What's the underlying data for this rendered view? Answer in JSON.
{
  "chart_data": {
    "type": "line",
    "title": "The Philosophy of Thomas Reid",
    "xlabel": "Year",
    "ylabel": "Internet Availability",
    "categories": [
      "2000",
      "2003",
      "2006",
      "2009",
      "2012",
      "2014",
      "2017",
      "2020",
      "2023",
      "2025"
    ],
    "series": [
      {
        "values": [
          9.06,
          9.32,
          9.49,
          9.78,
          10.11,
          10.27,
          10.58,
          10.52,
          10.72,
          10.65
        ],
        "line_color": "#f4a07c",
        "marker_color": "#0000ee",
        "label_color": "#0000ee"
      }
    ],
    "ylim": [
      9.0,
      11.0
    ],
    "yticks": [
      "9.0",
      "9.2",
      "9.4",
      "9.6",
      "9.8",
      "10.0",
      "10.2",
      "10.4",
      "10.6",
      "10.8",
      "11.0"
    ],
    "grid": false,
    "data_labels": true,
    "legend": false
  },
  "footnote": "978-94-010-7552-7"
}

● ● ● ● ● ● ●

* [Your goal] Write the entries again, exactly as they stand.

* [Output]
What's the underlying data for this rendered view? Answer in JSON.
{
  "chart_data": {
    "type": "line",
    "title": "The Philosophy of Thomas Reid",
    "xlabel": "Year",
    "ylabel": "Internet Availability",
    "categories": [
      "2000",
      "2003",
      "2006",
      "2009",
      "2012",
      "2014",
      "2017",
      "2020",
      "2023",
      "2025"
    ],
    "series": [
      {
        "values": [
          9.06,
          9.32,
          9.49,
          9.78,
          10.11,
          10.27,
          10.58,
          10.52,
          10.72,
          10.65
        ],
        "line_color": "#f4a07c",
        "marker_color": "#0000ee",
        "label_color": "#0000ee"
      }
    ],
    "ylim": [
      9.0,
      11.0
    ],
    "yticks": [
      "9.0",
      "9.2",
      "9.4",
      "9.6",
      "9.8",
      "10.0",
      "10.2",
      "10.4",
      "10.6",
      "10.8",
      "11.0"
    ],
    "grid": false,
    "data_labels": true,
    "legend": false
  },
  "footnote": "978-94-010-7552-7"
}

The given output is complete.